The Kingdom of Majorca (, ; ; ; ) was a realm on the east coast of Spain, which included certain Mediterranean islands, and which was founded by James I of Aragon, also known as James The Conqueror. In a will written in 1262 after the death of his firstborn son Alfonso, he ceded the kingdom to his son James. The disposition was maintained during successive versions of his will and so when James I died in 1276, the Crown of Aragon passed to his eldest son Peter, known as Peter III of Aragon or Peter the Great. The Kingdom of Majorca passed to James, who reigned under the name of James II of Majorca. After 1279, Peter III of Aragon established that the King of Majorca was a vassal to the king of Aragon. The title continued to be employed by the Aragonese and Spanish monarchs until its dissolution by the 1715 Nueva Planta decrees.

Geography
The kingdom included the Balearic Islands: Majorca, Menorca (which was still under the rule of Muslims until 1231 when its sovereignty was surrendered to James I), Ibiza and Formentera. The king was also lord of the mainland counties of Roussillon and Cerdanya, and the territories James I kept in Occitania: the signory of Montpellier, the viscountcy of Carlat in Auvergne, and the barony of Aumelas, contiguous with Montpellier.

History

The legacy of James I included the creation of a strategic Mediterranean enclave, including territories between two large kingdoms, the Capetians of France and the Crown of Aragon, which were in constant conflict at the time. Conscious of the fragility of the Kingdom of Majorca, James I undertook the conquest of Cerdanya to unify the new kingdom. He also entered into negotiations to arrange the marriage of his son James to Beatrice of Savoy, daughter to Count Amadeus of Savoy. Neither plan was successful.

On the death of James I, the new King of Majorca, James II, decided not to pay tribute to Peter III of Aragon. Preoccupied with diverse problems within the realm, it was not until 1279 when the Majorcan monarch reconciled to have his states recognized as subordinate to the King of Aragon. As a consequence the Kingdom of Majorca could not hold court, and the King of Majorca was forced to go to Catalonia to present tribute to the King of Aragon. By means of the Treaty of Perpignan in 1279, an imbalance of power between the Kingdom of Aragon and the Kingdom of Majorca was created. The Aragonese king maintained the political and economic control of Aragon over the Kingdom of Majorca, reestablishing the unified jurisdiction of the Crown of Aragon, which was broken by the will of James I. This treaty would condition relations between the Kingdom of Majorca and the Crown of Aragon throughout the former's existence. The lack of courts later aggravated the destabilization of a kingdom already on the brink of fracture, which, besides this, lacked any common institution beyond the monarchy.

During the Aragonese Crusade, James II of Majorca allied himself with the Pope and the French against Peter of Aragon. As a result, Peter's successor Alfonso conquered the kingdom in 1286. However, by the Treaty of Anagni in 1295, James II of Aragon was required to restore the Balearics to James of Majorca.

• _Exercise brief_: Revise the passage on the Kingdom of Majorca, starting with "The legacy of" and going on through "plan was successful.", so that "enclave" is replaced by "buffer state".

• _Given records_:
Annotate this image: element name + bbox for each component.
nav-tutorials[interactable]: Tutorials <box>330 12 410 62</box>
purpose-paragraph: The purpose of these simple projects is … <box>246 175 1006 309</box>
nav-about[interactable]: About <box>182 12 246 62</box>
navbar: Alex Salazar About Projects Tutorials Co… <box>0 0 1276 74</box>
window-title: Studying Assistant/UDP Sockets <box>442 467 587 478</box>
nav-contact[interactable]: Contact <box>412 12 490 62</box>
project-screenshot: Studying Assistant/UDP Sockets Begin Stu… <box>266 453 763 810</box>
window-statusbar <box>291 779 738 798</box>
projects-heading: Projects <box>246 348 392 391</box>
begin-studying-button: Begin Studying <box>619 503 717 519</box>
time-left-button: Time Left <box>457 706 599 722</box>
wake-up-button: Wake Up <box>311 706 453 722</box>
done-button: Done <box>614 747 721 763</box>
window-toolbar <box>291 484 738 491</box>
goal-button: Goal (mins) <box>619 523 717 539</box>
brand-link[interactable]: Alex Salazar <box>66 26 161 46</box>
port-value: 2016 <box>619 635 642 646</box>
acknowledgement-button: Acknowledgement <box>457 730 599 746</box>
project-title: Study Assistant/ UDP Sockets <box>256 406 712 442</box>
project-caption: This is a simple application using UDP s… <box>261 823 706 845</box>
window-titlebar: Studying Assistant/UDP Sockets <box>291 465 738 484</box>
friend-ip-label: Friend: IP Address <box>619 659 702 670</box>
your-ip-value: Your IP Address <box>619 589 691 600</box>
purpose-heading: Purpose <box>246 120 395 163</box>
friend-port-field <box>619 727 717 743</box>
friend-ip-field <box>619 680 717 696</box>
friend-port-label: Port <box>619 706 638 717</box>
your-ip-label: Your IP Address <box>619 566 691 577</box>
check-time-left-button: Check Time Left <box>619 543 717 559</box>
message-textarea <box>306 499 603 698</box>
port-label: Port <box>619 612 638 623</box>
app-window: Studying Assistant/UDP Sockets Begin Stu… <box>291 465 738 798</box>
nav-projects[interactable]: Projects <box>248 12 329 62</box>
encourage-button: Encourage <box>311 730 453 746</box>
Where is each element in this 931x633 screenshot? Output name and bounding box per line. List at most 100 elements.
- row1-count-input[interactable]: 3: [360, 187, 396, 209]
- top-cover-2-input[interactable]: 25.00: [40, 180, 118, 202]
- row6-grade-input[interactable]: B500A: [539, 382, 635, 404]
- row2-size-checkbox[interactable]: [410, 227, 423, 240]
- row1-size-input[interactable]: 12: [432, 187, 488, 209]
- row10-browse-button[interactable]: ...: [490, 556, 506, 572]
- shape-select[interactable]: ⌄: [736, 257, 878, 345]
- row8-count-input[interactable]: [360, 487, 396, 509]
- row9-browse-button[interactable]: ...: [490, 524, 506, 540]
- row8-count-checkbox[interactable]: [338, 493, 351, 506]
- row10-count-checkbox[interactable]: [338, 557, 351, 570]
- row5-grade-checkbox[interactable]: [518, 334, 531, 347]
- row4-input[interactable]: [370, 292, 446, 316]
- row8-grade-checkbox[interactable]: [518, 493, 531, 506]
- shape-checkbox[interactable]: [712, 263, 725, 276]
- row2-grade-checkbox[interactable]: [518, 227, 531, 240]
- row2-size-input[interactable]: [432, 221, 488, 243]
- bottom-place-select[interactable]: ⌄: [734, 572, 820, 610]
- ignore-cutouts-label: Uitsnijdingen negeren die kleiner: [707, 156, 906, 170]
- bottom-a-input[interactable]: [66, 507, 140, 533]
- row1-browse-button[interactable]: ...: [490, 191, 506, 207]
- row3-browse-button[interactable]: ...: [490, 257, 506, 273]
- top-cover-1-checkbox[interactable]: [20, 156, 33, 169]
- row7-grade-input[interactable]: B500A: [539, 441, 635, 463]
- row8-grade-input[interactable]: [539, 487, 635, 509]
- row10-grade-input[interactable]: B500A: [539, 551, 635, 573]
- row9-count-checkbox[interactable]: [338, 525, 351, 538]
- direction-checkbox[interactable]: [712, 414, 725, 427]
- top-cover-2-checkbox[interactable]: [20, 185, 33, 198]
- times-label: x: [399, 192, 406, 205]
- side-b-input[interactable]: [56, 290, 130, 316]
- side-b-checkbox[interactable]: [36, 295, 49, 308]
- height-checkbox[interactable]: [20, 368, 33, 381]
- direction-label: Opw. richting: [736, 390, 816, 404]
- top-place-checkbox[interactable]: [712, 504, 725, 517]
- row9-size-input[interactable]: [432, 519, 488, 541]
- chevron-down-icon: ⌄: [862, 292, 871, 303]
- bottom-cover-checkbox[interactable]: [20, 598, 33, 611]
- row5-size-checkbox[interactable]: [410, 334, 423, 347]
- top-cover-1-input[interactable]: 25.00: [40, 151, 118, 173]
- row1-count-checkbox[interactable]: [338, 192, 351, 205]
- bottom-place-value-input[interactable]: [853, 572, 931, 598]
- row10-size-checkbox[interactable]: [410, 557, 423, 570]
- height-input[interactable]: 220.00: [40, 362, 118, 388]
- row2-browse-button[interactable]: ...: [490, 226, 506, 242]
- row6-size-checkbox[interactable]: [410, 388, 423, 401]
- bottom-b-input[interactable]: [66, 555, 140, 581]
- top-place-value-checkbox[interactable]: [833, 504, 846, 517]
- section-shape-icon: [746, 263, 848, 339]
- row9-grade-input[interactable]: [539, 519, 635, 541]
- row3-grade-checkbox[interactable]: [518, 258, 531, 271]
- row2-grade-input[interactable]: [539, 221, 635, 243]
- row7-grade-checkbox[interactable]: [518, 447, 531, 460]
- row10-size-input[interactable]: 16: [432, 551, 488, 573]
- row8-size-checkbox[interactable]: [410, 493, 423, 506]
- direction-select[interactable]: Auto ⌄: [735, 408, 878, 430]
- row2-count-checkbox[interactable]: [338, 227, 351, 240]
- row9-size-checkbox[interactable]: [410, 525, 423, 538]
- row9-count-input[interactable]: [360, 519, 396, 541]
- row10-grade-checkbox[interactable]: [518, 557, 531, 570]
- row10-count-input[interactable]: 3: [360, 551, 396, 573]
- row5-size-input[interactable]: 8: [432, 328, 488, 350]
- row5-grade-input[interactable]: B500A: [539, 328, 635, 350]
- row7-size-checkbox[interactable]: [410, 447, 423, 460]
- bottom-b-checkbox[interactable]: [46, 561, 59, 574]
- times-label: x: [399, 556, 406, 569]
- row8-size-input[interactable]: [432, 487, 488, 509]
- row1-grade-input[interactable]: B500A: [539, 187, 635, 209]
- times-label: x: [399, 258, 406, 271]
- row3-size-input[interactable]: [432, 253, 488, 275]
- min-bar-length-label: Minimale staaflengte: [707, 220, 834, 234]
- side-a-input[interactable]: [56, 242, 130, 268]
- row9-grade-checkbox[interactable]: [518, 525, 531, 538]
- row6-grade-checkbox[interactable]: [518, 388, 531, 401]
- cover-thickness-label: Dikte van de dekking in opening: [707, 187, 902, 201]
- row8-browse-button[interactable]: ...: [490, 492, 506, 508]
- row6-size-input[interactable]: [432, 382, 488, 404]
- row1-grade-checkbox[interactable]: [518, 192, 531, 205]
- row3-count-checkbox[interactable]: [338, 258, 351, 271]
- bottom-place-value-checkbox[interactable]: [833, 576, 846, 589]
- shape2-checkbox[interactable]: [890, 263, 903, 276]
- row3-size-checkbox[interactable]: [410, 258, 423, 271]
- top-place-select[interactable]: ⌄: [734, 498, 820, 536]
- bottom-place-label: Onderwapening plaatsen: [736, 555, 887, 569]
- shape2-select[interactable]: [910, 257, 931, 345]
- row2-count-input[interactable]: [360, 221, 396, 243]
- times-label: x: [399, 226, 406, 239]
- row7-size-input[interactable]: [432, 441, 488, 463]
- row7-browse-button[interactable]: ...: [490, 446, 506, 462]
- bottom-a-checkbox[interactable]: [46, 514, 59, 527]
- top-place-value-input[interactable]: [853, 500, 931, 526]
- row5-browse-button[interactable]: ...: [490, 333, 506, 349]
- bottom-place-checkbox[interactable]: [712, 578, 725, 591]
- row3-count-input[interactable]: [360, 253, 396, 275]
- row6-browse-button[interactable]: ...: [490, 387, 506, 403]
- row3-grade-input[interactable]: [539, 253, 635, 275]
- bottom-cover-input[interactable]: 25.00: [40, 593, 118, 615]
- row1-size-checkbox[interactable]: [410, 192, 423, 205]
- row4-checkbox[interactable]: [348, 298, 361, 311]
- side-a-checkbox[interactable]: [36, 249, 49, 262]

• _Response to the exercise_:
The legacy of James I included the creation of a strategic Mediterranean buffer state, including territories between two large kingdoms, the Capetians of France and the Crown of Aragon, which were in constant conflict at the time. Conscious of the fragility of the Kingdom of Majorca, James I undertook the conquest of Cerdanya to unify the new kingdom. He also entered into negotiations to arrange the marriage of his son James to Beatrice of Savoy, daughter to Count Amadeus of Savoy. Neither plan was successful.